REQUIREMENT »
Extract every line between the one with "Extract all readable text from this page." and the end of the entries, both included, word for word and free of pictures.
>> start
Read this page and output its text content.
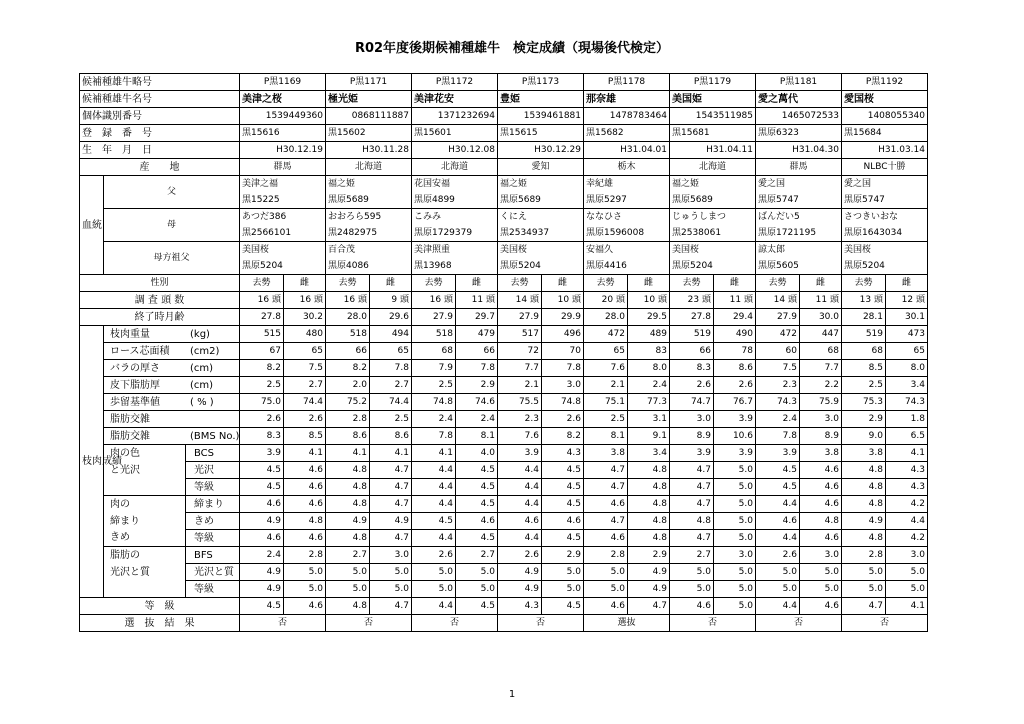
R02年度後期候補種雄牛　検定成績（現場後代検定）
候補種雄牛略号			P黒1169		P黒1171		P黒1172		P黒1173		P黒1178		P黒1179		P黒1181		P黒1192	
候補種雄牛名号			美津之桜		極光姫		美津花安		豊姫		那奈雄		美国姫		愛之萬代		愛国桜	
個体識別番号			1539449360		0868111887		1371232694		1539461881		1478783464		1543511985		1465072533		1408055340	
登　録　番　号			黒15616		黒15602		黒15601		黒15615		黒15682		黒15681		黒原6323		黒15684	
生　年　月　日			H30.12.19		H30.11.28		H30.12.08		H30.12.29		H31.04.01		H31.04.11		H31.04.30		H31.03.14	
産　　地			群馬		北海道		北海道		愛知		栃木		北海道		群馬		NLBC十勝	
血統	父		美津之福		福之姫		花国安福		福之姫		幸紀雄		福之姫		愛之国		愛之国	
			黒15225		黒原5689		黒原4899		黒原5689		黒原5297		黒原5689		黒原5747		黒原5747	
	母		あつだ386		おおろら595		こみみ		くにえ		ななひさ		じゅうしまつ		ばんだい5		さつきいおな	
			黒2566101		黒2482975		黒原1729379		黒2534937		黒原1596008		黒2538061		黒原1721195		黒原1643034	
	母方祖父		美国桜		百合茂		美津照重		美国桜		安福久		美国桜		諒太郎		美国桜	
			黒原5204		黒原4086		黒13968		黒原5204		黒原4416		黒原5204		黒原5605		黒原5204	
性別			去勢	雌	去勢	雌	去勢	雌	去勢	雌	去勢	雌	去勢	雌	去勢	雌	去勢	雌
調 査 頭 数			16 頭	16 頭	16 頭	9 頭	16 頭	11 頭	14 頭	10 頭	20 頭	10 頭	23 頭	11 頭	14 頭	11 頭	13 頭	12 頭
終了時月齢			27.8	30.2	28.0	29.6	27.9	29.7	27.9	29.9	28.0	29.5	27.8	29.4	27.9	30.0	28.1	30.1
枝肉成績	枝肉重量 (kg)		515	480	518	494	518	479	517	496	472	489	519	490	472	447	519	473
	ロース芯面積 (cm2)		67	65	66	65	68	66	72	70	65	83	66	78	60	68	68	65
	バラの厚さ (cm)		8.2	7.5	8.2	7.8	7.9	7.8	7.7	7.8	7.6	8.0	8.3	8.6	7.5	7.7	8.5	8.0
	皮下脂肪厚 (cm)		2.5	2.7	2.0	2.7	2.5	2.9	2.1	3.0	2.1	2.4	2.6	2.6	2.3	2.2	2.5	3.4
	歩留基準値 ( % )		75.0	74.4	75.2	74.4	74.8	74.6	75.5	74.8	75.1	77.3	74.7	76.7	74.3	75.9	75.3	74.3
	脂肪交雑		2.6	2.6	2.8	2.5	2.4	2.4	2.3	2.6	2.5	3.1	3.0	3.9	2.4	3.0	2.9	1.8
	脂肪交雑 (BMS No.)		8.3	8.5	8.6	8.6	7.8	8.1	7.6	8.2	8.1	9.1	8.9	10.6	7.8	8.9	9.0	6.5
	肉の色	BCS	3.9	4.1	4.1	4.1	4.1	4.0	3.9	4.3	3.8	3.4	3.9	3.9	3.9	3.8	3.8	4.1
	と光沢	光沢	4.5	4.6	4.8	4.7	4.4	4.5	4.4	4.5	4.7	4.8	4.7	5.0	4.5	4.6	4.8	4.3
		等級	4.5	4.6	4.8	4.7	4.4	4.5	4.4	4.5	4.7	4.8	4.7	5.0	4.5	4.6	4.8	4.3
	肉の	締まり	4.6	4.6	4.8	4.7	4.4	4.5	4.4	4.5	4.6	4.8	4.7	5.0	4.4	4.6	4.8	4.2
	締まり	きめ	4.9	4.8	4.9	4.9	4.5	4.6	4.6	4.6	4.7	4.8	4.8	5.0	4.6	4.8	4.9	4.4
	きめ	等級	4.6	4.6	4.8	4.7	4.4	4.5	4.4	4.5	4.6	4.8	4.7	5.0	4.4	4.6	4.8	4.2
	脂肪の	BFS	2.4	2.8	2.7	3.0	2.6	2.7	2.6	2.9	2.8	2.9	2.7	3.0	2.6	3.0	2.8	3.0
	光沢と質	光沢と質	4.9	5.0	5.0	5.0	5.0	5.0	4.9	5.0	5.0	4.9	5.0	5.0	5.0	5.0	5.0	5.0
		等級	4.9	5.0	5.0	5.0	5.0	5.0	4.9	5.0	5.0	4.9	5.0	5.0	5.0	5.0	5.0	5.0
等　級			4.5	4.6	4.8	4.7	4.4	4.5	4.3	4.5	4.6	4.7	4.6	5.0	4.4	4.6	4.7	4.1
選　抜　結　果			否		否		否		否		選抜		否		否		否	
1
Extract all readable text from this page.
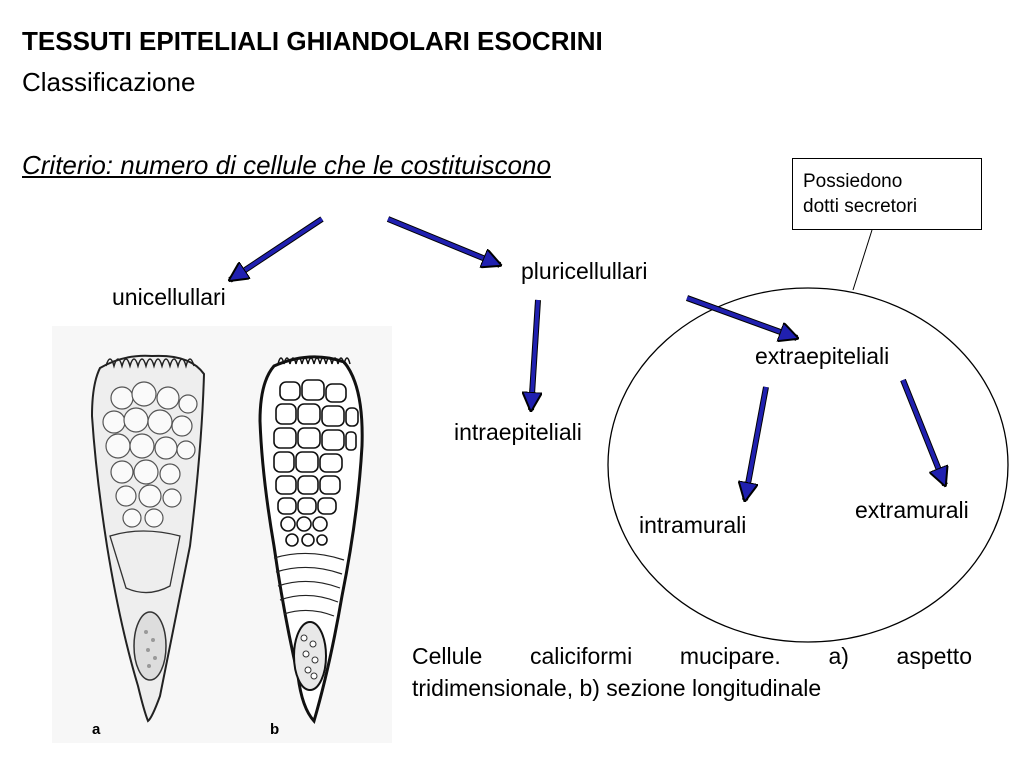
TESSUTI EPITELIALI GHIANDOLARI ESOCRINI
Classificazione
Criterio: numero di cellule che le costituiscono
unicellullari
pluricellullari
intraepiteliali
extraepiteliali
intramurali
extramurali
Possiedono
dotti secretori
a	b
Cellule caliciformi mucipare. a) aspetto
tridimensionale, b) sezione longitudinale
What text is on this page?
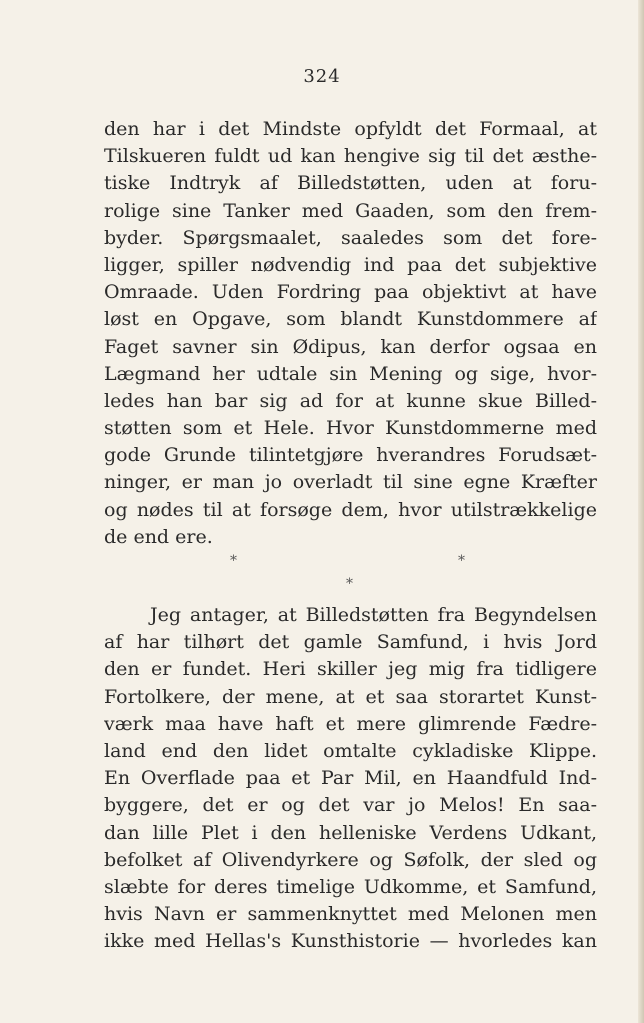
324
den har i det Mindste opfyldt det Formaal, at
Tilskueren fuldt ud kan hengive sig til det æsthe-
tiske Indtryk af Billedstøtten, uden at foru-
rolige sine Tanker med Gaaden, som den frem-
byder. Spørgsmaalet, saaledes som det fore-
ligger, spiller nødvendig ind paa det subjektive
Omraade. Uden Fordring paa objektivt at have
løst en Opgave, som blandt Kunstdommere af
Faget savner sin Ødipus, kan derfor ogsaa en
Lægmand her udtale sin Mening og sige, hvor-
ledes han bar sig ad for at kunne skue Billed-
støtten som et Hele. Hvor Kunstdommerne med
gode Grunde tilintetgjøre hverandres Forudsæt-
ninger, er man jo overladt til sine egne Kræfter
og nødes til at forsøge dem, hvor utilstrækkelige
de end ere.
*	*
*
Jeg antager, at Billedstøtten fra Begyndelsen
af har tilhørt det gamle Samfund, i hvis Jord
den er fundet. Heri skiller jeg mig fra tidligere
Fortolkere, der mene, at et saa storartet Kunst-
værk maa have haft et mere glimrende Fædre-
land end den lidet omtalte cykladiske Klippe.
En Overflade paa et Par Mil, en Haandfuld Ind-
byggere, det er og det var jo Melos! En saa-
dan lille Plet i den helleniske Verdens Udkant,
befolket af Olivendyrkere og Søfolk, der sled og
slæbte for deres timelige Udkomme, et Samfund,
hvis Navn er sammenknyttet med Melonen men
ikke med Hellas's Kunsthistorie — hvorledes kan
>> end
RESULT BELOW »
Extract all readable text from this page.
TESSUTI EPITELIALI GHIANDOLARI ESOCRINI
Classificazione
Criterio: numero di cellule che le costituiscono
unicellullari
pluricellullari
intraepiteliali
extraepiteliali
intramurali
extramurali
Possiedono
dotti secretori
a	b
Cellule caliciformi mucipare. a) aspetto
tridimensionale, b) sezione longitudinale
What text is on this page?
324
den har i det Mindste opfyldt det Formaal, at
Tilskueren fuldt ud kan hengive sig til det æsthe-
tiske Indtryk af Billedstøtten, uden at foru-
rolige sine Tanker med Gaaden, som den frem-
byder. Spørgsmaalet, saaledes som det fore-
ligger, spiller nødvendig ind paa det subjektive
Omraade. Uden Fordring paa objektivt at have
løst en Opgave, som blandt Kunstdommere af
Faget savner sin Ødipus, kan derfor ogsaa en
Lægmand her udtale sin Mening og sige, hvor-
ledes han bar sig ad for at kunne skue Billed-
støtten som et Hele. Hvor Kunstdommerne med
gode Grunde tilintetgjøre hverandres Forudsæt-
ninger, er man jo overladt til sine egne Kræfter
og nødes til at forsøge dem, hvor utilstrækkelige
de end ere.
*	*
*
Jeg antager, at Billedstøtten fra Begyndelsen
af har tilhørt det gamle Samfund, i hvis Jord
den er fundet. Heri skiller jeg mig fra tidligere
Fortolkere, der mene, at et saa storartet Kunst-
værk maa have haft et mere glimrende Fædre-
land end den lidet omtalte cykladiske Klippe.
En Overflade paa et Par Mil, en Haandfuld Ind-
byggere, det er og det var jo Melos! En saa-
dan lille Plet i den helleniske Verdens Udkant,
befolket af Olivendyrkere og Søfolk, der sled og
slæbte for deres timelige Udkomme, et Samfund,
hvis Navn er sammenknyttet med Melonen men
ikke med Hellas's Kunsthistorie — hvorledes kan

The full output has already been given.